## Texto proporcionado:
Laja y Chuquiago, dos lugares para sellar un pacto, dos fundaciones para
bifurcar un destino. Los discordes en concordia, en paz y amor se
juntaron, y pueblo de paz fundaron, para perpetua memoria... o
desmemoria, quién sabe, pues La Paz no representa un concepto
unívoco, ni un recuerdo cerrado.

Pueblo en perpetua búsqueda de su utopía bautismal, padeciendo el


asedio de la piedra milenaria. Desde las alturas el clamor guerrero de los
pututus, y en la hoyada el milagro de una deidad andina devenida
diosecillo criollo: fervor de miniatura con esperanza agigantada. Tan
grande como el anhelo libertario que encendió una tea bicentenaria, cuyo
fuego es protegido por las montañas sa(n)gradas: vigilantes de poncho
albo, al mismo tiempo que celadores de rostro pétreo, impiden que el
horizonte se extienda, disimulando la prohibición con la hipnótica belleza
de su cordillera.

Si lo extenso siempre ha sido una ilusión obligatoria, la intensidad ha sido


una cualidad voluntaria. De ahí que la cuna de héroes pueda también ser
tumba de tiranos. De ahí que la efigie de un torero haya sido testigo
silente de múltiples partos y defunciones. De ahí que el kilómetro cero
signifique que el país aún no ha dado su primer paso. Adoquines teñidos
de sangre, faroles adornados con cadáveres, calles convertidas en
trincheras... Ciudad de golpes y revoluciones, su historia no refleja el
fracaso de su nacimiento, sino la tenaz lucha por encontrar el sentido de
su existencia.

[Entradas tomadas de una colección]

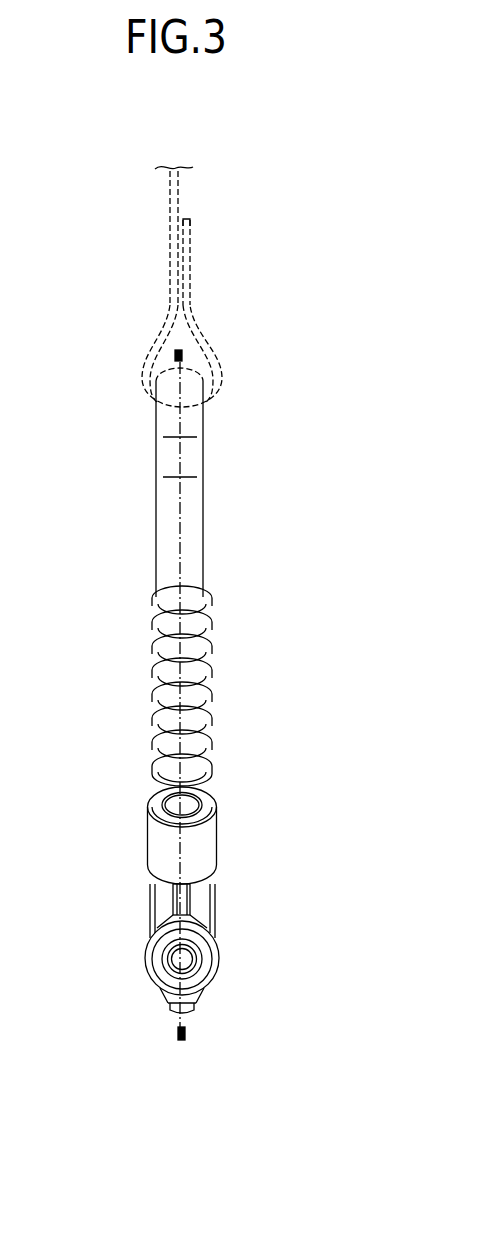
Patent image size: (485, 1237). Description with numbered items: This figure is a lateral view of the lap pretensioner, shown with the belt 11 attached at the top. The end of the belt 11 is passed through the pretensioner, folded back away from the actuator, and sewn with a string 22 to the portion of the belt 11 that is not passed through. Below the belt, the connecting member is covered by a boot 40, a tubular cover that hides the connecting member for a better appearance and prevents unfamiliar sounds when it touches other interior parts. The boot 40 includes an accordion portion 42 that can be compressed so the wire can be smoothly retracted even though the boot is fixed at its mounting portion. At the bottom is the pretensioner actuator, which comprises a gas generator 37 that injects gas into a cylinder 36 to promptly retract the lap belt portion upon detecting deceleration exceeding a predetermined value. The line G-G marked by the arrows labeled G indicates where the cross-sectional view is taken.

The belt 11 is at (179, 192).
The string 22 is at (189, 260).
The boot 40 is at (203, 527).
The accordion portion 42 is at (208, 692).
The gas generator 37 is at (203, 848).
The cylinder 36 is at (207, 958).
The line G- G is at (197, 355).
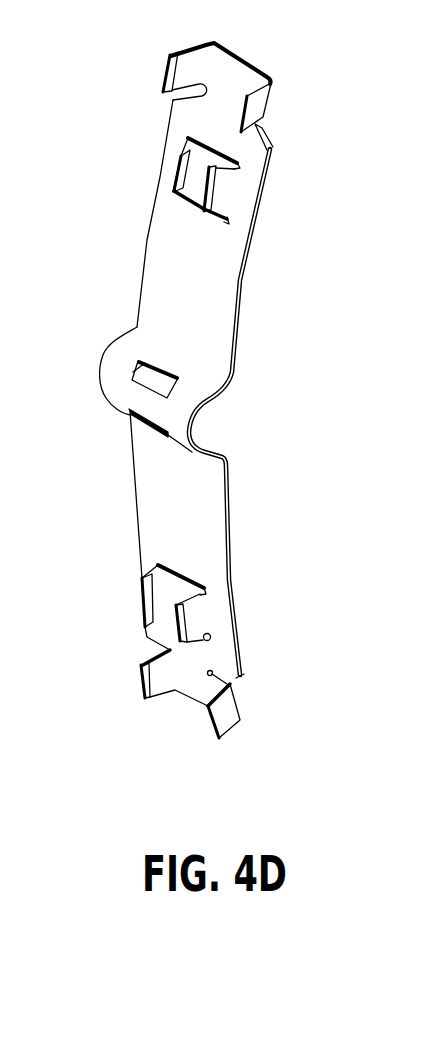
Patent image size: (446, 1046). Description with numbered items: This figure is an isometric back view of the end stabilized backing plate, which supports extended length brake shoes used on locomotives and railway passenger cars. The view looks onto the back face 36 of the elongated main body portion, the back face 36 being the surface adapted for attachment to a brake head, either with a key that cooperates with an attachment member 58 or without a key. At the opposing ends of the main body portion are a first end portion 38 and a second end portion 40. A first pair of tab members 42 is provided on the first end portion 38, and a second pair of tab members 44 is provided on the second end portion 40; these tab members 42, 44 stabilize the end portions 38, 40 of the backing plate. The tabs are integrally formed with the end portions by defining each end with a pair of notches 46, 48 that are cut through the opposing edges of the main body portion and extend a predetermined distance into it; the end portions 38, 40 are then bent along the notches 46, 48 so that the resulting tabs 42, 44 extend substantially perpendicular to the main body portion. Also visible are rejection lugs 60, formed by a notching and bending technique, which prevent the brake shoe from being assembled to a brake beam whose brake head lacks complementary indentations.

## Consigna A:
Reescribe como lista el párrafo del texto sobre La Paz que comienza con «Si lo extenso siempre ha sido» y conserva sus datos principales.
## Consigna B:
Prosigue el texto sobre La Paz a partir de su última oración.
El listado es material aparte y no guarda relación con el texto.

## Resultado A:
- La extensión ha sido siempre una ilusión obligatoria; la intensidad, una cualidad voluntaria.
- Por eso la cuna de héroes puede ser también tumba de tiranos.
- La efigie de un torero ha sido testigo silente de múltiples partos y defunciones.
- El kilómetro cero significa que el país aún no ha dado su primer paso.
- Hubo adoquines teñidos de sangre, faroles adornados con cadáveres y calles convertidas en trincheras.
- Es una ciudad de golpes y revoluciones cuya historia no refleja el fracaso de su nacimiento, sino la tenaz lucha por encontrar el sentido de su existencia.

## Resultado B:
Y acaso ese sentido haya sido intuido/imaginado por discursos ajenos al


histórico, quizá incluso por sensibilidades de otros lares, como la de
Calvino, que concibió en Irene los rasgos de La Paz, ciudad invisible pero
imaginable. Acaso ese sentido sea distinto para cada habitante, y su
descubrimiento, reservado al ojo perspicaz de quien explora la urbe para
hallar el gesto estético en lo cotidiano. Quizá las artes, cada cual con su
lenguaje, puedan expresar qué es, o mejor dicho, qué podría ser la
ciudad que habitamos.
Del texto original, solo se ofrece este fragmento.